··· SUPPLIED MATERIAL ···

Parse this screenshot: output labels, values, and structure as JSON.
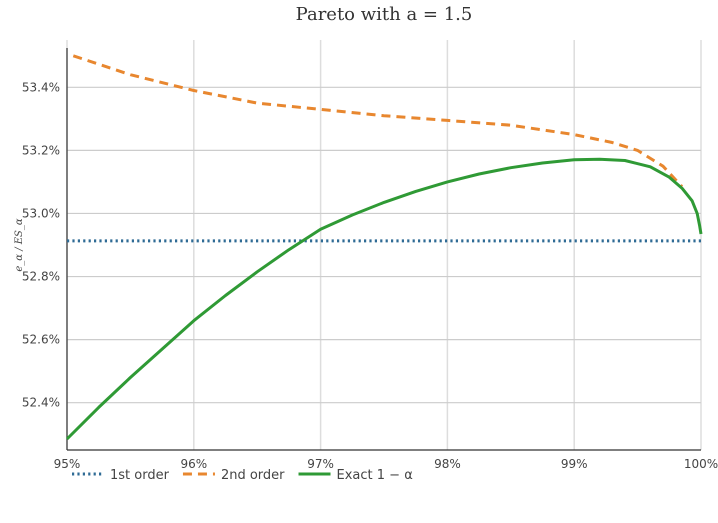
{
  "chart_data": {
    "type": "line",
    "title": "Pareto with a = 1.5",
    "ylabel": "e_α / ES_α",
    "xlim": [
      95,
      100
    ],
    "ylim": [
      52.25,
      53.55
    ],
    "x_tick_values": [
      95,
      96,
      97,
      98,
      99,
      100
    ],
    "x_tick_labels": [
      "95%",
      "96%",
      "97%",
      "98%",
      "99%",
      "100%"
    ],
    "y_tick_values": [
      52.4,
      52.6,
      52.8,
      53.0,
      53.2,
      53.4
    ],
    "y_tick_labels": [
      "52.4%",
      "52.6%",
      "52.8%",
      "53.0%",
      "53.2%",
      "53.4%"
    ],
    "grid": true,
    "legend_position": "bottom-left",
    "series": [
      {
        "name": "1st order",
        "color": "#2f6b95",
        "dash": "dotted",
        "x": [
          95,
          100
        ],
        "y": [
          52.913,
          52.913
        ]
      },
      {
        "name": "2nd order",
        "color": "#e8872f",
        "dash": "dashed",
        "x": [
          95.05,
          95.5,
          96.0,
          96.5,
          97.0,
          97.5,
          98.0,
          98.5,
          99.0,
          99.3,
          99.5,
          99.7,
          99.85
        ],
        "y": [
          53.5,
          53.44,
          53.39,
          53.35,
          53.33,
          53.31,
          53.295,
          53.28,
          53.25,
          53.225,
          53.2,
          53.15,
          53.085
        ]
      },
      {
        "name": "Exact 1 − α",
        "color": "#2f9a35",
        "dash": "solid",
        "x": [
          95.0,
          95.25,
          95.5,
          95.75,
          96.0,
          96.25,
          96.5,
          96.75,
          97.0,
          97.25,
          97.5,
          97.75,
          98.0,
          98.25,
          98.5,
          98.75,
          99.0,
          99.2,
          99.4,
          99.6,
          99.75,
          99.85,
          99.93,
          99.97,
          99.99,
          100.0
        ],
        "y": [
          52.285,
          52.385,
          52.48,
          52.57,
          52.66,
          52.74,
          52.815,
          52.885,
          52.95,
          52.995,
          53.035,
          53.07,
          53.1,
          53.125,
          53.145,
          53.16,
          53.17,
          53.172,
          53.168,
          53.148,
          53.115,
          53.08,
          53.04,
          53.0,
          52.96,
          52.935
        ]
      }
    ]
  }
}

···
··· SUPPLIED MATERIAL ···

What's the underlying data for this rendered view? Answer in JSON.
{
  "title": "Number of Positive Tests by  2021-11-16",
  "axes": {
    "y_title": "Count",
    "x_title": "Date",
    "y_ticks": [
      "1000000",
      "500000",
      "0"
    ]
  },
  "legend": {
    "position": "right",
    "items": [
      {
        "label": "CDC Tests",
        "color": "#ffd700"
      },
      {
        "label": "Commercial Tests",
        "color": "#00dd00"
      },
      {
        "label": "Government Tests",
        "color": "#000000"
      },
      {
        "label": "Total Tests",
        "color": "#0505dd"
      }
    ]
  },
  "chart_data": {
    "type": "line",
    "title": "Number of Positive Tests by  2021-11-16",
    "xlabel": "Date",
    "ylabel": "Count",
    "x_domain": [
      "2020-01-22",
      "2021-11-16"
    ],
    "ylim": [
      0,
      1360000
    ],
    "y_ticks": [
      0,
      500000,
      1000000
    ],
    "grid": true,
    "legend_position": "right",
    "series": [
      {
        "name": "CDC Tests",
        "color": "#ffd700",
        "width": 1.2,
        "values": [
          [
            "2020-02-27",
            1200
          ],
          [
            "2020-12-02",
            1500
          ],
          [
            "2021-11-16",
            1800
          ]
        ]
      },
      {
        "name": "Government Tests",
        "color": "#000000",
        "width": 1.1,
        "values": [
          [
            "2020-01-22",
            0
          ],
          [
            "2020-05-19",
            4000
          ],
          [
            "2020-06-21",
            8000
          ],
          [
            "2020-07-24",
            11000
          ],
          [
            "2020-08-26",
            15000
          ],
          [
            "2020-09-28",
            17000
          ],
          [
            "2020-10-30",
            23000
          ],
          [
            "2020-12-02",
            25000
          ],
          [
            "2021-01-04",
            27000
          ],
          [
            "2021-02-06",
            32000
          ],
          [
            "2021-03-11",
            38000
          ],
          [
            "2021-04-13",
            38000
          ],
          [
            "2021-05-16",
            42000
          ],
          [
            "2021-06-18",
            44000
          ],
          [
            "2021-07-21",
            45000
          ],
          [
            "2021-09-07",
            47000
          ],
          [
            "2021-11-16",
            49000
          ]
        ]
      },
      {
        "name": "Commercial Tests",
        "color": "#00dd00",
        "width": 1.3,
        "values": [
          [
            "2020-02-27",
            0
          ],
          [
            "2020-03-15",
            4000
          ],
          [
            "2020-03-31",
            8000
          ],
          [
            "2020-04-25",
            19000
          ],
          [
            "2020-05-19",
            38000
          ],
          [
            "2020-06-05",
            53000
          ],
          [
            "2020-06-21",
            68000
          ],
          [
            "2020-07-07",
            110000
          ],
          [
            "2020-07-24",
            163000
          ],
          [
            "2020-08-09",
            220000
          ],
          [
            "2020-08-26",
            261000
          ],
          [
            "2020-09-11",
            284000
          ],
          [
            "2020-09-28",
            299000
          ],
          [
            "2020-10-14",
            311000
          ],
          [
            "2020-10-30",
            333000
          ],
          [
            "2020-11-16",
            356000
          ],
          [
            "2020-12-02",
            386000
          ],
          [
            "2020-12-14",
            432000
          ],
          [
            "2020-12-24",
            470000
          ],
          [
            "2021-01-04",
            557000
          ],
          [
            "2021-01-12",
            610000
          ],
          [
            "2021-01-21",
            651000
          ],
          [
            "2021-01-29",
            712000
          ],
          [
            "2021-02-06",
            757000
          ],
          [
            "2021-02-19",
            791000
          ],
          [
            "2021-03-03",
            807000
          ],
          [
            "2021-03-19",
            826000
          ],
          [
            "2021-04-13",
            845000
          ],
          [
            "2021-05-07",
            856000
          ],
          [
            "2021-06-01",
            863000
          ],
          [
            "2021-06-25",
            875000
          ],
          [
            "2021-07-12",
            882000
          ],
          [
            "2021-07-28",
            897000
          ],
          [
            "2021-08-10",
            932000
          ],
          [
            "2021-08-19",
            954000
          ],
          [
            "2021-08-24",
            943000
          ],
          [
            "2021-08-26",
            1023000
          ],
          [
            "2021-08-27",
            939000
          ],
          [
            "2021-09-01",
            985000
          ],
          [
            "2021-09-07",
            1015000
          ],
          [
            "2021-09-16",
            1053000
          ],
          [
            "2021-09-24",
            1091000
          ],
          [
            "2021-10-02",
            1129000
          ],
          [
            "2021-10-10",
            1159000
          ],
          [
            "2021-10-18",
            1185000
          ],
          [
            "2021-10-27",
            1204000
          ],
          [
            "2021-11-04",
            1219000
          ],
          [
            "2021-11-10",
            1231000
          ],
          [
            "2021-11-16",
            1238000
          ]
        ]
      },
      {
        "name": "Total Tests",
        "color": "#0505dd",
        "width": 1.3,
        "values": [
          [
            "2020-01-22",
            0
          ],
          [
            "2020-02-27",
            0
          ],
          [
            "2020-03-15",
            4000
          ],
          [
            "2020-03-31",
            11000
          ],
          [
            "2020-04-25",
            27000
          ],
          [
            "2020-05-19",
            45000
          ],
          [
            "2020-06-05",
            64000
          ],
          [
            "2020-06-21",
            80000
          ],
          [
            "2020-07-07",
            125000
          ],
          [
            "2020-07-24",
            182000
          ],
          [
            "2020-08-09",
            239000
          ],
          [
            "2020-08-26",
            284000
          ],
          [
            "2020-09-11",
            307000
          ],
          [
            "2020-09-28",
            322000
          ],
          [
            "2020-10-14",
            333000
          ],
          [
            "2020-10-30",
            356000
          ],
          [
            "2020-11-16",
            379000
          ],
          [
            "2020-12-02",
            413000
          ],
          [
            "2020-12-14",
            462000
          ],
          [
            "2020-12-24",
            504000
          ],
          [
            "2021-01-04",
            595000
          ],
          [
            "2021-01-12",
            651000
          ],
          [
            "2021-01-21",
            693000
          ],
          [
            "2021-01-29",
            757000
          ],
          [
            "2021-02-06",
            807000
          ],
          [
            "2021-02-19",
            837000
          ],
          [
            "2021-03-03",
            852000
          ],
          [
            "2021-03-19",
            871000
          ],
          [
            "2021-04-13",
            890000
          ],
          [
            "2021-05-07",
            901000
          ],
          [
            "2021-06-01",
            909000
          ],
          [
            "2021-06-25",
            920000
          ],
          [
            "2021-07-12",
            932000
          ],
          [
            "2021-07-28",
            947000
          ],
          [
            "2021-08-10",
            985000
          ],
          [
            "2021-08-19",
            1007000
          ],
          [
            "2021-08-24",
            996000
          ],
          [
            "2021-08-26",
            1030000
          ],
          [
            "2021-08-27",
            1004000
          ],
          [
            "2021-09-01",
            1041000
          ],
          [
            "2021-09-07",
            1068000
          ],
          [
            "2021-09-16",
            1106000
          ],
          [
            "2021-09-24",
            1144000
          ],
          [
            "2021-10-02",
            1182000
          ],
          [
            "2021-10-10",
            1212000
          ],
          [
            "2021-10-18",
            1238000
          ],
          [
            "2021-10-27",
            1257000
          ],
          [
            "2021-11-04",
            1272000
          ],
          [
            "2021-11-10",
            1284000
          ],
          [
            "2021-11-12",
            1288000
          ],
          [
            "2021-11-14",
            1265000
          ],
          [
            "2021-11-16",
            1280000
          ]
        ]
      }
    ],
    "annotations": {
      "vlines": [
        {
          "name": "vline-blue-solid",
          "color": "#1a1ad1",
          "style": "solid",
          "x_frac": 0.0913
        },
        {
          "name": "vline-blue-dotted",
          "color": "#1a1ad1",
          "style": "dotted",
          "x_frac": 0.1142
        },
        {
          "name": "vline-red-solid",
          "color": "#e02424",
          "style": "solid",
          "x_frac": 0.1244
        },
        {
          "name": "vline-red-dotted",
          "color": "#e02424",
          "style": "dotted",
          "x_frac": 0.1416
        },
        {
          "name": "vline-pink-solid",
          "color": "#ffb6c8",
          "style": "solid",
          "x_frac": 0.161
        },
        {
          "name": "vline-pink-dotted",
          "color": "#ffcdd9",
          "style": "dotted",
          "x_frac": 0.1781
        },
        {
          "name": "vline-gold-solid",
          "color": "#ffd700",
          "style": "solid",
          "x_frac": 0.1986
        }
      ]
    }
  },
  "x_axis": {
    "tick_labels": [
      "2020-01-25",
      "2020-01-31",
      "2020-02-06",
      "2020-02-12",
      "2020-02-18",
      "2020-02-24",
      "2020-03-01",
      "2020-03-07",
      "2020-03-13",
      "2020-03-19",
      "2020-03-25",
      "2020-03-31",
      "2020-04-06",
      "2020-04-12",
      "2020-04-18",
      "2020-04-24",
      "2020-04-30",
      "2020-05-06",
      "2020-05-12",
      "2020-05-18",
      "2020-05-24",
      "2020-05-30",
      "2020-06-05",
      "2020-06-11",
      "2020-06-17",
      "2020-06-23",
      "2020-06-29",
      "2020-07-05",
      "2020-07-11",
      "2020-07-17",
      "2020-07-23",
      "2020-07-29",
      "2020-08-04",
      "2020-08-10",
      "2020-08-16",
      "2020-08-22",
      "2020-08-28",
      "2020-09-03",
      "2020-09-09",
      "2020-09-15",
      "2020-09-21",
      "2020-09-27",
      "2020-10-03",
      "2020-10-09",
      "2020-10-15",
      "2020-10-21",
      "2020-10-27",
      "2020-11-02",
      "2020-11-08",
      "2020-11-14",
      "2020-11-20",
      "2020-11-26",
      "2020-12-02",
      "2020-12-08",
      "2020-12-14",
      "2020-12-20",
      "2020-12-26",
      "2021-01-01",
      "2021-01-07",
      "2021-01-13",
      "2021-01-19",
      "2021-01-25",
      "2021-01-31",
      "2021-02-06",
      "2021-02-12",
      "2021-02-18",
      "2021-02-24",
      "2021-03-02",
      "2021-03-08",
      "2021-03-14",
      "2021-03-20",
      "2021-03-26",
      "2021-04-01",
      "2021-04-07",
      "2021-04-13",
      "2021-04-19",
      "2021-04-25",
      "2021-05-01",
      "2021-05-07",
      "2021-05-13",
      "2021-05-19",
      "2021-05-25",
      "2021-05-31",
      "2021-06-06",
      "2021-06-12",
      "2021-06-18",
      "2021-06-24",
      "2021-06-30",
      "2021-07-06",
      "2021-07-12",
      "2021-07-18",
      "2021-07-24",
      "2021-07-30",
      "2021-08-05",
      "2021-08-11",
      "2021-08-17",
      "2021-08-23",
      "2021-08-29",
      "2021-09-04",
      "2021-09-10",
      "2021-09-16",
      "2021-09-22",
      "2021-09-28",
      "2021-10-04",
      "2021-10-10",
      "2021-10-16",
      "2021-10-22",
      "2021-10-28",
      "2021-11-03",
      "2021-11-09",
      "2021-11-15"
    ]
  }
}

···

WORK REQUIRED: From the records above, copy every line that holds the word "Positive".

TASK RESPONSE:
  "title": "Number of Positive Tests by  2021-11-16",
    "title": "Number of Positive Tests by  2021-11-16",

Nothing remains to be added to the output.